* _What is being asked_
Write each line out exactly, leaving none out.

* _Input for this task_
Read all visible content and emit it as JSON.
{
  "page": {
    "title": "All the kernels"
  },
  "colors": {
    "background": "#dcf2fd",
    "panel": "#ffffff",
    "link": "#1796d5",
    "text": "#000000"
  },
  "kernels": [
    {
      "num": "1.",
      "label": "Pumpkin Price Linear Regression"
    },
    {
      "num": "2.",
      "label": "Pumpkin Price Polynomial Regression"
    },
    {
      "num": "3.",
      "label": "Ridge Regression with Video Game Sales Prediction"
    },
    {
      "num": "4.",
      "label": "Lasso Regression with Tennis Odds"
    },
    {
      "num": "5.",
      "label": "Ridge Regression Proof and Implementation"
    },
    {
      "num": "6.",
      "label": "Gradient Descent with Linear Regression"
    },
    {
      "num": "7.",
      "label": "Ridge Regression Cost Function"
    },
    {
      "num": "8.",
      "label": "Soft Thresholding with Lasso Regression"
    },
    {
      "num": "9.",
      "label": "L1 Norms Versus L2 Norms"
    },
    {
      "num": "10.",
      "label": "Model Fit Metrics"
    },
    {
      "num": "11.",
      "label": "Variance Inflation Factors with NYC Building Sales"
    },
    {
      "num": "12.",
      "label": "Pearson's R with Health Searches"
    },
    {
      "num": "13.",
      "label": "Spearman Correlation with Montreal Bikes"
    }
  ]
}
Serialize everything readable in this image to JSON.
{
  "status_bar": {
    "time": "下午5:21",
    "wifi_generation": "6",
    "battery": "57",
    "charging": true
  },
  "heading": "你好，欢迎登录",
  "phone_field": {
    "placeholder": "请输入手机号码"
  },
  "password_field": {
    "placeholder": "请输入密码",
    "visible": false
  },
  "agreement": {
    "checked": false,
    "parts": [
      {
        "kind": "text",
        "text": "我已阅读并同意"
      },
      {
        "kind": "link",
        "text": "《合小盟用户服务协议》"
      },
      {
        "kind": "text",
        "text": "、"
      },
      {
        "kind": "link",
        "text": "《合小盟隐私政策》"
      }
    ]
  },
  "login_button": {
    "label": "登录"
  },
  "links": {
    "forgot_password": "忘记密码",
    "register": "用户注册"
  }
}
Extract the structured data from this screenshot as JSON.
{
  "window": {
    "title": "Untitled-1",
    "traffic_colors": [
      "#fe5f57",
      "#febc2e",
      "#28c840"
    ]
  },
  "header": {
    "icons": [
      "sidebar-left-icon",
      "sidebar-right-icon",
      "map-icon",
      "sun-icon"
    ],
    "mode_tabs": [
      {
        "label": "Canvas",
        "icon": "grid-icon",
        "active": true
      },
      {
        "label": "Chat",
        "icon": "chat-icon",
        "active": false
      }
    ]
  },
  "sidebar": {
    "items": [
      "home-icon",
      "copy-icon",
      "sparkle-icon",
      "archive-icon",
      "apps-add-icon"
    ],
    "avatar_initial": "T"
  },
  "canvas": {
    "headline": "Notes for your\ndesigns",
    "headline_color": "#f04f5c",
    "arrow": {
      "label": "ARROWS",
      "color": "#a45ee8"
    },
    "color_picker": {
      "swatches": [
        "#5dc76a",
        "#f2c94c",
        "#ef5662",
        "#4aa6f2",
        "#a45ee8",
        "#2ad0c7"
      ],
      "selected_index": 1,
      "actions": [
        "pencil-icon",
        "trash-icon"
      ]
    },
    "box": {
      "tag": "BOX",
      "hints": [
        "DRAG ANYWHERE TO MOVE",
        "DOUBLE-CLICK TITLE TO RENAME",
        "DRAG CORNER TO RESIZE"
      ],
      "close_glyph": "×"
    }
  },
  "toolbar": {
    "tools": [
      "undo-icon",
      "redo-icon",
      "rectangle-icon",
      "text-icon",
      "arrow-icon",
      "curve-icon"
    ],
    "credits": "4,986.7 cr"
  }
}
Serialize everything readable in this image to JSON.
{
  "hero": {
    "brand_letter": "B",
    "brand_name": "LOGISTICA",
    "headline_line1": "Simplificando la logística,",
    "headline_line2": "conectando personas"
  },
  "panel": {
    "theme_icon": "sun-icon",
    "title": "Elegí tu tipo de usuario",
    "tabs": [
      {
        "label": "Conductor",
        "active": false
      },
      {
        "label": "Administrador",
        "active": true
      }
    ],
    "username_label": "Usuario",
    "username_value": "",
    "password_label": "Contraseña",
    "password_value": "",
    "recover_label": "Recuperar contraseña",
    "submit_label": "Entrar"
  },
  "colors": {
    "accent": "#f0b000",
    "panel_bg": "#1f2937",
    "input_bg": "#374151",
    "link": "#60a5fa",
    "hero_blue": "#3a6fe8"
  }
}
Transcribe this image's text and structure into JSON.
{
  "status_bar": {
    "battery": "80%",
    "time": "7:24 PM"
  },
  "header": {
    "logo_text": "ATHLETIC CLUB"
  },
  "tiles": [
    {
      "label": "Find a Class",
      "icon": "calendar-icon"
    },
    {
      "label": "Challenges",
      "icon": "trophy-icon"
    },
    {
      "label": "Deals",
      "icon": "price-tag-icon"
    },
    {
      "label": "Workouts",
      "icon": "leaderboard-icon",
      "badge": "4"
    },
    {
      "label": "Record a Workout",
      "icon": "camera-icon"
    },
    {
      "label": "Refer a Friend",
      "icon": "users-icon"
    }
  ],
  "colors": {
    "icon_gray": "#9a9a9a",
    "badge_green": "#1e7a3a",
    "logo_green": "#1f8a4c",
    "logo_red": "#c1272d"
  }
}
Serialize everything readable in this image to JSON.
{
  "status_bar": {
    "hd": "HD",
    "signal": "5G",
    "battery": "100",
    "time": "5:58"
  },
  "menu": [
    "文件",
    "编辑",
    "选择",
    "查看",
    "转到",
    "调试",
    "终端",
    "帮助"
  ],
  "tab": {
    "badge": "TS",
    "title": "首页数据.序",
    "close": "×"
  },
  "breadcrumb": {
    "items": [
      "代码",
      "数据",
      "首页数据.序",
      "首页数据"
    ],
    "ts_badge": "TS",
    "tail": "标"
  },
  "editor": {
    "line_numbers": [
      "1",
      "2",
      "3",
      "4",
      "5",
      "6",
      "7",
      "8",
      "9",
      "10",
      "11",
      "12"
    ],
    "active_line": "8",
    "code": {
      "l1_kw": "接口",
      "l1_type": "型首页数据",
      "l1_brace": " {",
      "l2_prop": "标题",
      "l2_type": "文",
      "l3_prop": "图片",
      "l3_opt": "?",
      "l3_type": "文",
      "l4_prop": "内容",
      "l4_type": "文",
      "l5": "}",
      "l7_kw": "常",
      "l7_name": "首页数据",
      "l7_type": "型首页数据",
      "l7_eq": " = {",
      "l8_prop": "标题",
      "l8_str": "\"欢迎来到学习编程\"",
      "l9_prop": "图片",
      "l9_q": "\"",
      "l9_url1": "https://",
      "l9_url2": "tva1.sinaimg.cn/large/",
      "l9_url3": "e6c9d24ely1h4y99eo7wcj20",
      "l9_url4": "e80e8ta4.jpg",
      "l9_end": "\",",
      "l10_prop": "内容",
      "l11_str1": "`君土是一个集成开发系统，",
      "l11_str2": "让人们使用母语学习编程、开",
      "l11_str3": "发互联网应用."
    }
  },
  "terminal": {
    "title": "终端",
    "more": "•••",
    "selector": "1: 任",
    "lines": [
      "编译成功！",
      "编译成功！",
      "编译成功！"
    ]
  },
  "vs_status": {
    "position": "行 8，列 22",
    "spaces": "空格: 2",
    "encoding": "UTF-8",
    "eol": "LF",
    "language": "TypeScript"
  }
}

* _Solution to this problem_
Read all visible content and emit it as JSON.
{
  "page": {
    "title": "All the kernels"
  },
  "colors": {
    "background": "#dcf2fd",
    "panel": "#ffffff",
    "link": "#1796d5",
    "text": "#000000"
  },
  "kernels": [
    {
      "num": "1.",
      "label": "Pumpkin Price Linear Regression"
    },
    {
      "num": "2.",
      "label": "Pumpkin Price Polynomial Regression"
    },
    {
      "num": "3.",
      "label": "Ridge Regression with Video Game Sales Prediction"
    },
    {
      "num": "4.",
      "label": "Lasso Regression with Tennis Odds"
    },
    {
      "num": "5.",
      "label": "Ridge Regression Proof and Implementation"
    },
    {
      "num": "6.",
      "label": "Gradient Descent with Linear Regression"
    },
    {
      "num": "7.",
      "label": "Ridge Regression Cost Function"
    },
    {
      "num": "8.",
      "label": "Soft Thresholding with Lasso Regression"
    },
    {
      "num": "9.",
      "label": "L1 Norms Versus L2 Norms"
    },
    {
      "num": "10.",
      "label": "Model Fit Metrics"
    },
    {
      "num": "11.",
      "label": "Variance Inflation Factors with NYC Building Sales"
    },
    {
      "num": "12.",
      "label": "Pearson's R with Health Searches"
    },
    {
      "num": "13.",
      "label": "Spearman Correlation with Montreal Bikes"
    }
  ]
}
Serialize everything readable in this image to JSON.
{
  "status_bar": {
    "time": "下午5:21",
    "wifi_generation": "6",
    "battery": "57",
    "charging": true
  },
  "heading": "你好，欢迎登录",
  "phone_field": {
    "placeholder": "请输入手机号码"
  },
  "password_field": {
    "placeholder": "请输入密码",
    "visible": false
  },
  "agreement": {
    "checked": false,
    "parts": [
      {
        "kind": "text",
        "text": "我已阅读并同意"
      },
      {
        "kind": "link",
        "text": "《合小盟用户服务协议》"
      },
      {
        "kind": "text",
        "text": "、"
      },
      {
        "kind": "link",
        "text": "《合小盟隐私政策》"
      }
    ]
  },
  "login_button": {
    "label": "登录"
  },
  "links": {
    "forgot_password": "忘记密码",
    "register": "用户注册"
  }
}
Extract the structured data from this screenshot as JSON.
{
  "window": {
    "title": "Untitled-1",
    "traffic_colors": [
      "#fe5f57",
      "#febc2e",
      "#28c840"
    ]
  },
  "header": {
    "icons": [
      "sidebar-left-icon",
      "sidebar-right-icon",
      "map-icon",
      "sun-icon"
    ],
    "mode_tabs": [
      {
        "label": "Canvas",
        "icon": "grid-icon",
        "active": true
      },
      {
        "label": "Chat",
        "icon": "chat-icon",
        "active": false
      }
    ]
  },
  "sidebar": {
    "items": [
      "home-icon",
      "copy-icon",
      "sparkle-icon",
      "archive-icon",
      "apps-add-icon"
    ],
    "avatar_initial": "T"
  },
  "canvas": {
    "headline": "Notes for your\ndesigns",
    "headline_color": "#f04f5c",
    "arrow": {
      "label": "ARROWS",
      "color": "#a45ee8"
    },
    "color_picker": {
      "swatches": [
        "#5dc76a",
        "#f2c94c",
        "#ef5662",
        "#4aa6f2",
        "#a45ee8",
        "#2ad0c7"
      ],
      "selected_index": 1,
      "actions": [
        "pencil-icon",
        "trash-icon"
      ]
    },
    "box": {
      "tag": "BOX",
      "hints": [
        "DRAG ANYWHERE TO MOVE",
        "DOUBLE-CLICK TITLE TO RENAME",
        "DRAG CORNER TO RESIZE"
      ],
      "close_glyph": "×"
    }
  },
  "toolbar": {
    "tools": [
      "undo-icon",
      "redo-icon",
      "rectangle-icon",
      "text-icon",
      "arrow-icon",
      "curve-icon"
    ],
    "credits": "4,986.7 cr"
  }
}
Serialize everything readable in this image to JSON.
{
  "hero": {
    "brand_letter": "B",
    "brand_name": "LOGISTICA",
    "headline_line1": "Simplificando la logística,",
    "headline_line2": "conectando personas"
  },
  "panel": {
    "theme_icon": "sun-icon",
    "title": "Elegí tu tipo de usuario",
    "tabs": [
      {
        "label": "Conductor",
        "active": false
      },
      {
        "label": "Administrador",
        "active": true
      }
    ],
    "username_label": "Usuario",
    "username_value": "",
    "password_label": "Contraseña",
    "password_value": "",
    "recover_label": "Recuperar contraseña",
    "submit_label": "Entrar"
  },
  "colors": {
    "accent": "#f0b000",
    "panel_bg": "#1f2937",
    "input_bg": "#374151",
    "link": "#60a5fa",
    "hero_blue": "#3a6fe8"
  }
}
Transcribe this image's text and structure into JSON.
{
  "status_bar": {
    "battery": "80%",
    "time": "7:24 PM"
  },
  "header": {
    "logo_text": "ATHLETIC CLUB"
  },
  "tiles": [
    {
      "label": "Find a Class",
      "icon": "calendar-icon"
    },
    {
      "label": "Challenges",
      "icon": "trophy-icon"
    },
    {
      "label": "Deals",
      "icon": "price-tag-icon"
    },
    {
      "label": "Workouts",
      "icon": "leaderboard-icon",
      "badge": "4"
    },
    {
      "label": "Record a Workout",
      "icon": "camera-icon"
    },
    {
      "label": "Refer a Friend",
      "icon": "users-icon"
    }
  ],
  "colors": {
    "icon_gray": "#9a9a9a",
    "badge_green": "#1e7a3a",
    "logo_green": "#1f8a4c",
    "logo_red": "#c1272d"
  }
}
Serialize everything readable in this image to JSON.
{
  "status_bar": {
    "hd": "HD",
    "signal": "5G",
    "battery": "100",
    "time": "5:58"
  },
  "menu": [
    "文件",
    "编辑",
    "选择",
    "查看",
    "转到",
    "调试",
    "终端",
    "帮助"
  ],
  "tab": {
    "badge": "TS",
    "title": "首页数据.序",
    "close": "×"
  },
  "breadcrumb": {
    "items": [
      "代码",
      "数据",
      "首页数据.序",
      "首页数据"
    ],
    "ts_badge": "TS",
    "tail": "标"
  },
  "editor": {
    "line_numbers": [
      "1",
      "2",
      "3",
      "4",
      "5",
      "6",
      "7",
      "8",
      "9",
      "10",
      "11",
      "12"
    ],
    "active_line": "8",
    "code": {
      "l1_kw": "接口",
      "l1_type": "型首页数据",
      "l1_brace": " {",
      "l2_prop": "标题",
      "l2_type": "文",
      "l3_prop": "图片",
      "l3_opt": "?",
      "l3_type": "文",
      "l4_prop": "内容",
      "l4_type": "文",
      "l5": "}",
      "l7_kw": "常",
      "l7_name": "首页数据",
      "l7_type": "型首页数据",
      "l7_eq": " = {",
      "l8_prop": "标题",
      "l8_str": "\"欢迎来到学习编程\"",
      "l9_prop": "图片",
      "l9_q": "\"",
      "l9_url1": "https://",
      "l9_url2": "tva1.sinaimg.cn/large/",
      "l9_url3": "e6c9d24ely1h4y99eo7wcj20",
      "l9_url4": "e80e8ta4.jpg",
      "l9_end": "\",",
      "l10_prop": "内容",
      "l11_str1": "`君土是一个集成开发系统，",
      "l11_str2": "让人们使用母语学习编程、开",
      "l11_str3": "发互联网应用."
    }
  },
  "terminal": {
    "title": "终端",
    "more": "•••",
    "selector": "1: 任",
    "lines": [
      "编译成功！",
      "编译成功！",
      "编译成功！"
    ]
  },
  "vs_status": {
    "position": "行 8，列 22",
    "spaces": "空格: 2",
    "encoding": "UTF-8",
    "eol": "LF",
    "language": "TypeScript"
  }
}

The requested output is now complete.